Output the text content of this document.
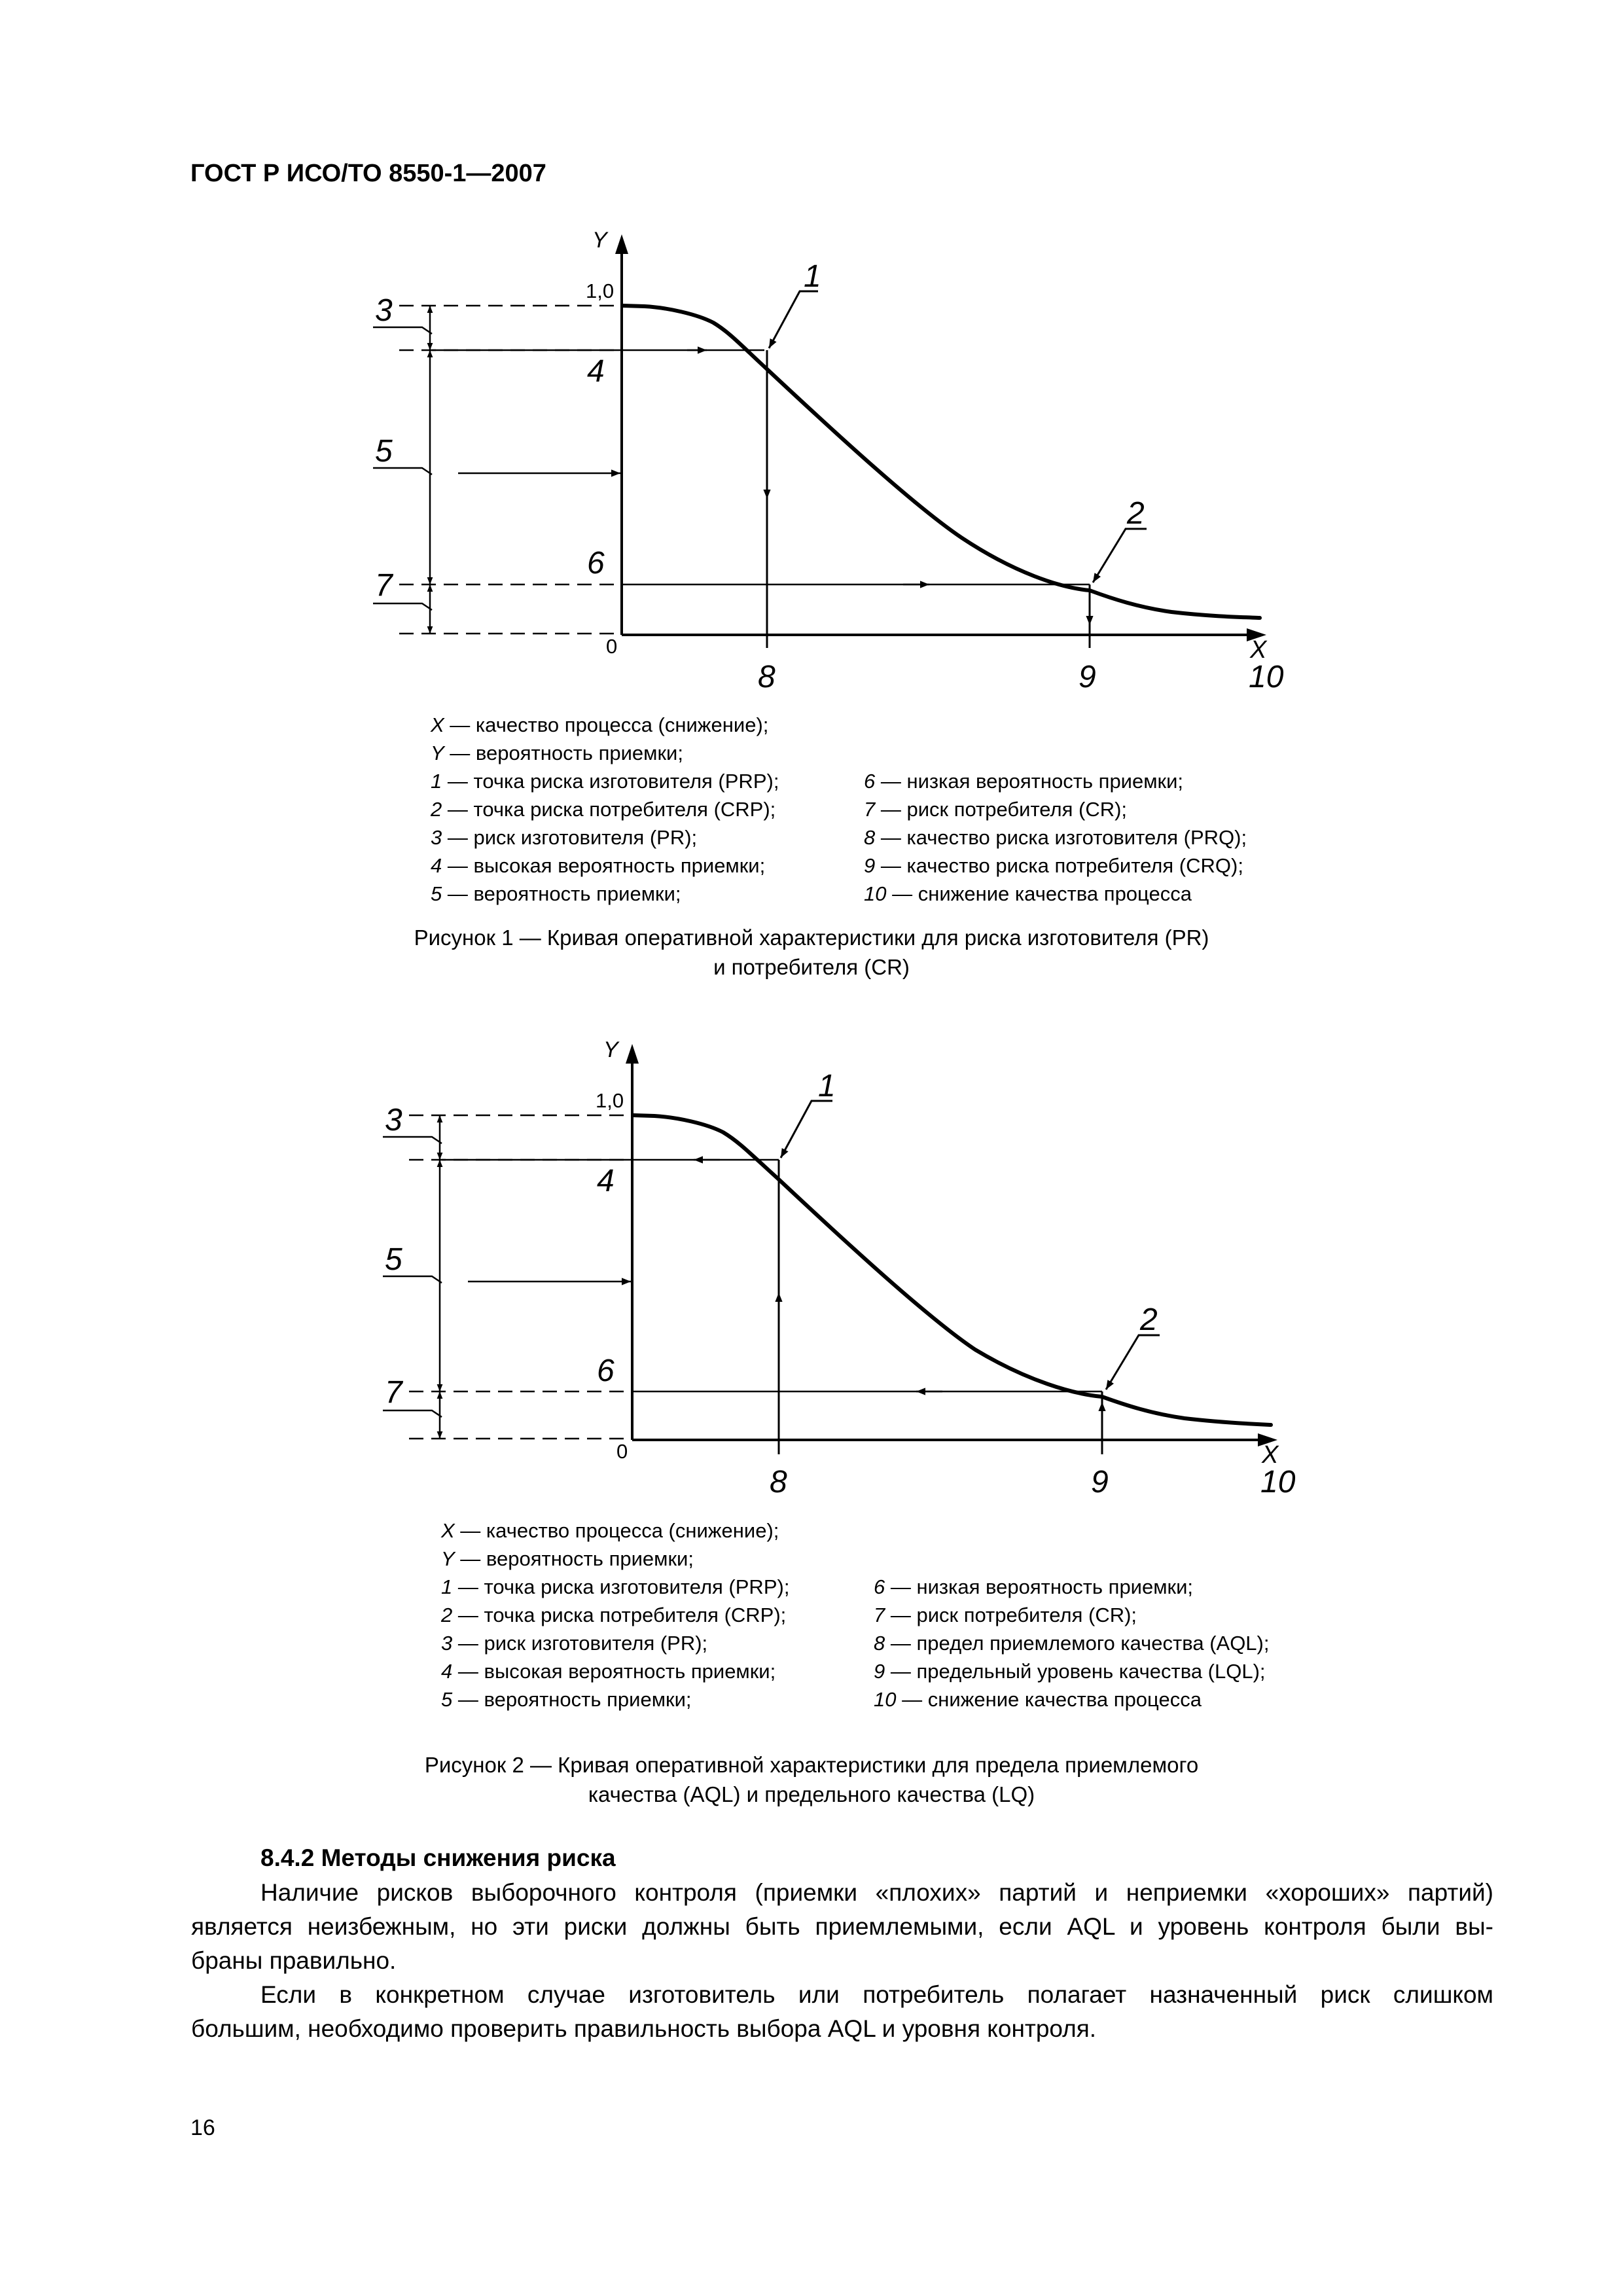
ГОСТ Р ИСО/ТО 8550-1—2007
Y
1,0
0	X
1
2
3
4
5
6
7
8	9	10
X — качество процесса (снижение);
Y — вероятность приемки;
1 — точка риска изготовителя (PRP);
2 — точка риска потребителя (CRP);
3 — риск изготовителя (PR);
4 — высокая вероятность приемки;
5 — вероятность приемки;
6 — низкая вероятность приемки;
7 — риск потребителя (CR);
8 — качество риска изготовителя (PRQ);
9 — качество риска потребителя (CRQ);
10 — снижение качества процесса
Рисунок 1 — Кривая оперативной характеристики для риска изготовителя (PR)
и потребителя (CR)
Y
1,0
0	X
1
2
3
4
5
6
7
8	9	10
X — качество процесса (снижение);
Y — вероятность приемки;
1 — точка риска изготовителя (PRP);
2 — точка риска потребителя (CRP);
3 — риск изготовителя (PR);
4 — высокая вероятность приемки;
5 — вероятность приемки;
6 — низкая вероятность приемки;
7 — риск потребителя (CR);
8 — предел приемлемого качества (AQL);
9 — предельный уровень качества (LQL);
10 — снижение качества процесса
Рисунок 2 — Кривая оперативной характеристики для предела приемлемого
качества (AQL) и предельного качества (LQ)
8.4.2 Методы снижения риска

Наличие рисков выборочного контроля (приемки «плохих» партий и неприемки «хороших» партий)
является неизбежным, но эти риски должны быть приемлемыми, если AQL и уровень контроля были вы-
браны правильно.

Если в конкретном случае изготовитель или потребитель полагает назначенный риск слишком
большим, необходимо проверить правильность выбора AQL и уровня контроля.

16
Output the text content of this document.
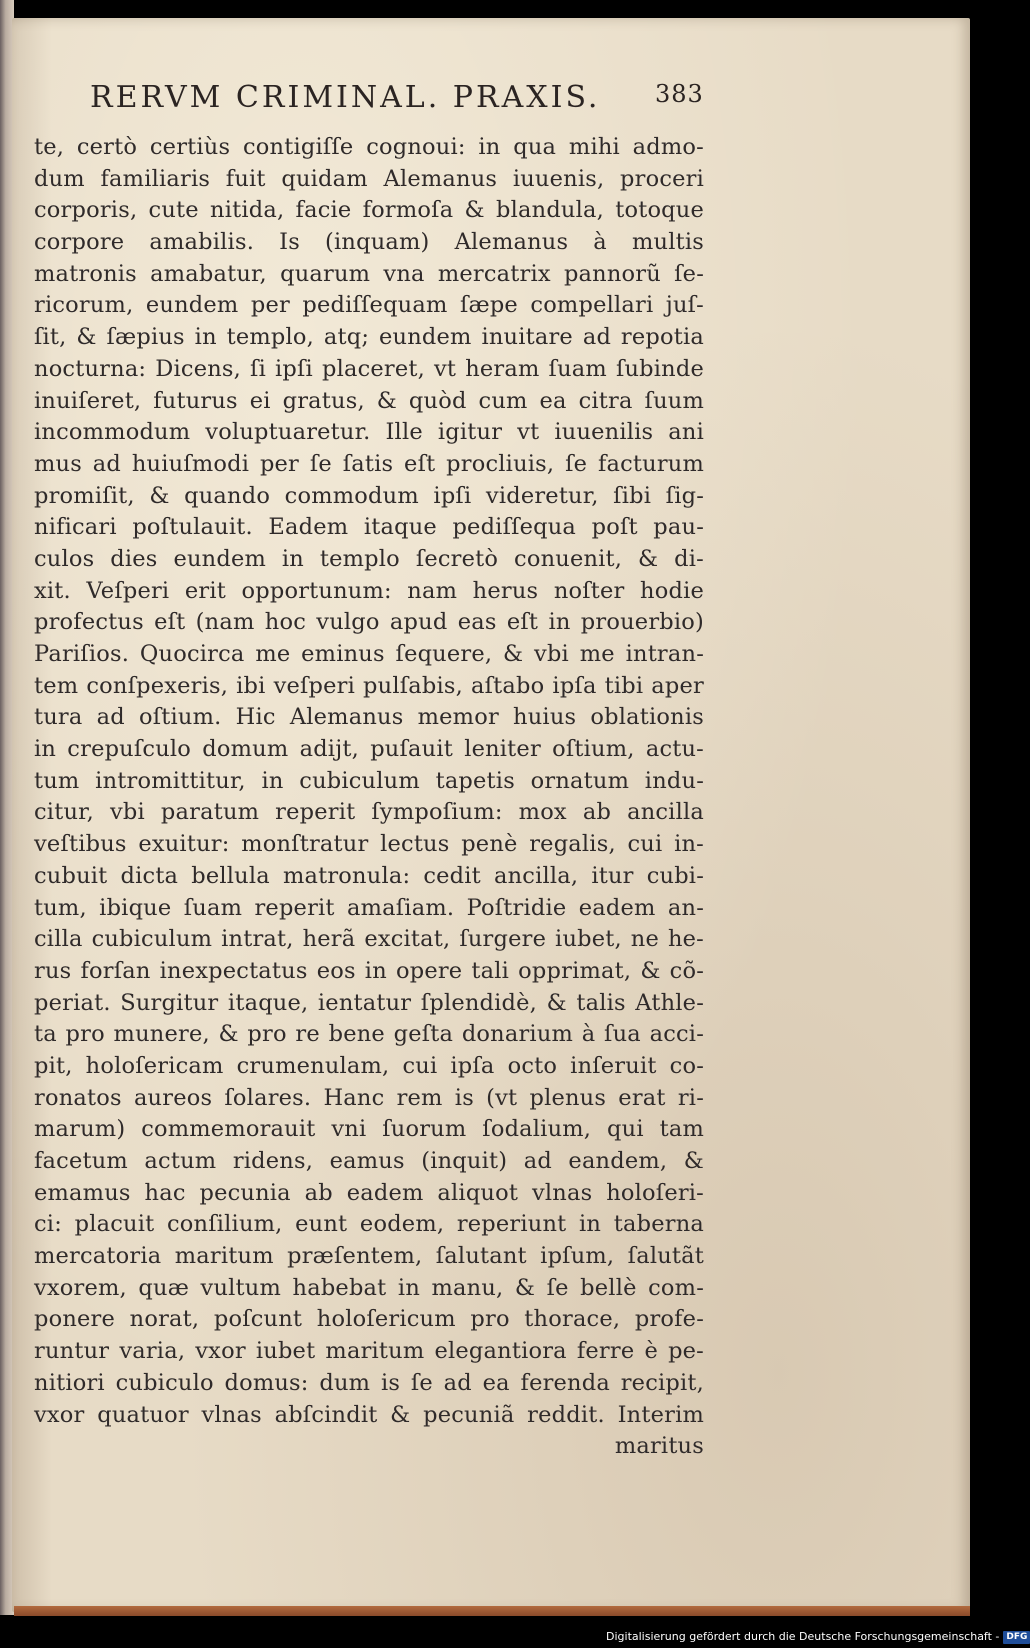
RERVM CRIMINAL. PRAXIS. 383
te, certò certiùs contigiſſe cognoui: in qua mihi admo-
dum familiaris fuit quidam Alemanus iuuenis, proceri
corporis, cute nitida, facie formoſa & blandula, totoque
corpore amabilis. Is (inquam) Alemanus à multis
matronis amabatur, quarum vna mercatrix pannorũ ſe-
ricorum, eundem per pediſſequam ſæpe compellari juſ-
ſit, & ſæpius in templo, atq; eundem inuitare ad repotia
nocturna: Dicens, ſi ipſi placeret, vt heram ſuam ſubinde
inuiſeret, futurus ei gratus, & quòd cum ea citra ſuum
incommodum voluptuaretur. Ille igitur vt iuuenilis ani
mus ad huiuſmodi per ſe ſatis eſt procliuis, ſe facturum
promiſit, & quando commodum ipſi videretur, ſibi ſig-
nificari poſtulauit. Eadem itaque pediſſequa poſt pau-
culos dies eundem in templo ſecretò conuenit, & di-
xit. Veſperi erit opportunum: nam herus noſter hodie
profectus eſt (nam hoc vulgo apud eas eſt in prouerbio)
Pariſios. Quocirca me eminus ſequere, & vbi me intran-
tem conſpexeris, ibi veſperi pulſabis, aſtabo ipſa tibi aper
tura ad oſtium. Hic Alemanus memor huius oblationis
in crepuſculo domum adijt, puſauit leniter oſtium, actu-
tum intromittitur, in cubiculum tapetis ornatum indu-
citur, vbi paratum reperit ſympoſium: mox ab ancilla
veſtibus exuitur: monſtratur lectus penè regalis, cui in-
cubuit dicta bellula matronula: cedit ancilla, itur cubi-
tum, ibique ſuam reperit amaſiam. Poſtridie eadem an-
cilla cubiculum intrat, herã excitat, ſurgere iubet, ne he-
rus forſan inexpectatus eos in opere tali opprimat, & cõ-
periat. Surgitur itaque, ientatur ſplendidè, & talis Athle-
ta pro munere, & pro re bene geſta donarium à ſua acci-
pit, holoſericam crumenulam, cui ipſa octo inſeruit co-
ronatos aureos ſolares. Hanc rem is (vt plenus erat ri-
marum) commemorauit vni ſuorum ſodalium, qui tam
facetum actum ridens, eamus (inquit) ad eandem, &
emamus hac pecunia ab eadem aliquot vlnas holoſeri-
ci: placuit conſilium, eunt eodem, reperiunt in taberna
mercatoria maritum præſentem, ſalutant ipſum, ſalutãt
vxorem, quæ vultum habebat in manu, & ſe bellè com-
ponere norat, poſcunt holoſericum pro thorace, profe-
runtur varia, vxor iubet maritum elegantiora ferre è pe-
nitiori cubiculo domus: dum is ſe ad ea ferenda recipit,
vxor quatuor vlnas abſcindit & pecuniã reddit. Interim
maritus
Digitalisierung gefördert durch die Deutsche Forschungsgemeinschaft - DFG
________________________
WHAT TO WORK ON: Skip the pictures and print each record exactly as it stands.

FINAL ANSWER:
Output the text content of this document.
ГОСТ Р ИСО/ТО 8550-1—2007
Y
1,0
0	X
1
2
3
4
5
6
7
8	9	10
X — качество процесса (снижение);
Y — вероятность приемки;
1 — точка риска изготовителя (PRP);
2 — точка риска потребителя (CRP);
3 — риск изготовителя (PR);
4 — высокая вероятность приемки;
5 — вероятность приемки;
6 — низкая вероятность приемки;
7 — риск потребителя (CR);
8 — качество риска изготовителя (PRQ);
9 — качество риска потребителя (CRQ);
10 — снижение качества процесса
Рисунок 1 — Кривая оперативной характеристики для риска изготовителя (PR)
и потребителя (CR)
Y
1,0
0	X
1
2
3
4
5
6
7
8	9	10
X — качество процесса (снижение);
Y — вероятность приемки;
1 — точка риска изготовителя (PRP);
2 — точка риска потребителя (CRP);
3 — риск изготовителя (PR);
4 — высокая вероятность приемки;
5 — вероятность приемки;
6 — низкая вероятность приемки;
7 — риск потребителя (CR);
8 — предел приемлемого качества (AQL);
9 — предельный уровень качества (LQL);
10 — снижение качества процесса
Рисунок 2 — Кривая оперативной характеристики для предела приемлемого
качества (AQL) и предельного качества (LQ)
8.4.2 Методы снижения риска

Наличие рисков выборочного контроля (приемки «плохих» партий и неприемки «хороших» партий)
является неизбежным, но эти риски должны быть приемлемыми, если AQL и уровень контроля были вы-
браны правильно.

Если в конкретном случае изготовитель или потребитель полагает назначенный риск слишком
большим, необходимо проверить правильность выбора AQL и уровня контроля.

16
Output the text content of this document.
RERVM CRIMINAL. PRAXIS. 383
te, certò certiùs contigiſſe cognoui: in qua mihi admo-
dum familiaris fuit quidam Alemanus iuuenis, proceri
corporis, cute nitida, facie formoſa & blandula, totoque
corpore amabilis. Is (inquam) Alemanus à multis
matronis amabatur, quarum vna mercatrix pannorũ ſe-
ricorum, eundem per pediſſequam ſæpe compellari juſ-
ſit, & ſæpius in templo, atq; eundem inuitare ad repotia
nocturna: Dicens, ſi ipſi placeret, vt heram ſuam ſubinde
inuiſeret, futurus ei gratus, & quòd cum ea citra ſuum
incommodum voluptuaretur. Ille igitur vt iuuenilis ani
mus ad huiuſmodi per ſe ſatis eſt procliuis, ſe facturum
promiſit, & quando commodum ipſi videretur, ſibi ſig-
nificari poſtulauit. Eadem itaque pediſſequa poſt pau-
culos dies eundem in templo ſecretò conuenit, & di-
xit. Veſperi erit opportunum: nam herus noſter hodie
profectus eſt (nam hoc vulgo apud eas eſt in prouerbio)
Pariſios. Quocirca me eminus ſequere, & vbi me intran-
tem conſpexeris, ibi veſperi pulſabis, aſtabo ipſa tibi aper
tura ad oſtium. Hic Alemanus memor huius oblationis
in crepuſculo domum adijt, puſauit leniter oſtium, actu-
tum intromittitur, in cubiculum tapetis ornatum indu-
citur, vbi paratum reperit ſympoſium: mox ab ancilla
veſtibus exuitur: monſtratur lectus penè regalis, cui in-
cubuit dicta bellula matronula: cedit ancilla, itur cubi-
tum, ibique ſuam reperit amaſiam. Poſtridie eadem an-
cilla cubiculum intrat, herã excitat, ſurgere iubet, ne he-
rus forſan inexpectatus eos in opere tali opprimat, & cõ-
periat. Surgitur itaque, ientatur ſplendidè, & talis Athle-
ta pro munere, & pro re bene geſta donarium à ſua acci-
pit, holoſericam crumenulam, cui ipſa octo inſeruit co-
ronatos aureos ſolares. Hanc rem is (vt plenus erat ri-
marum) commemorauit vni ſuorum ſodalium, qui tam
facetum actum ridens, eamus (inquit) ad eandem, &
emamus hac pecunia ab eadem aliquot vlnas holoſeri-
ci: placuit conſilium, eunt eodem, reperiunt in taberna
mercatoria maritum præſentem, ſalutant ipſum, ſalutãt
vxorem, quæ vultum habebat in manu, & ſe bellè com-
ponere norat, poſcunt holoſericum pro thorace, profe-
runtur varia, vxor iubet maritum elegantiora ferre è pe-
nitiori cubiculo domus: dum is ſe ad ea ferenda recipit,
vxor quatuor vlnas abſcindit & pecuniã reddit. Interim
maritus
Digitalisierung gefördert durch die Deutsche Forschungsgemeinschaft - DFG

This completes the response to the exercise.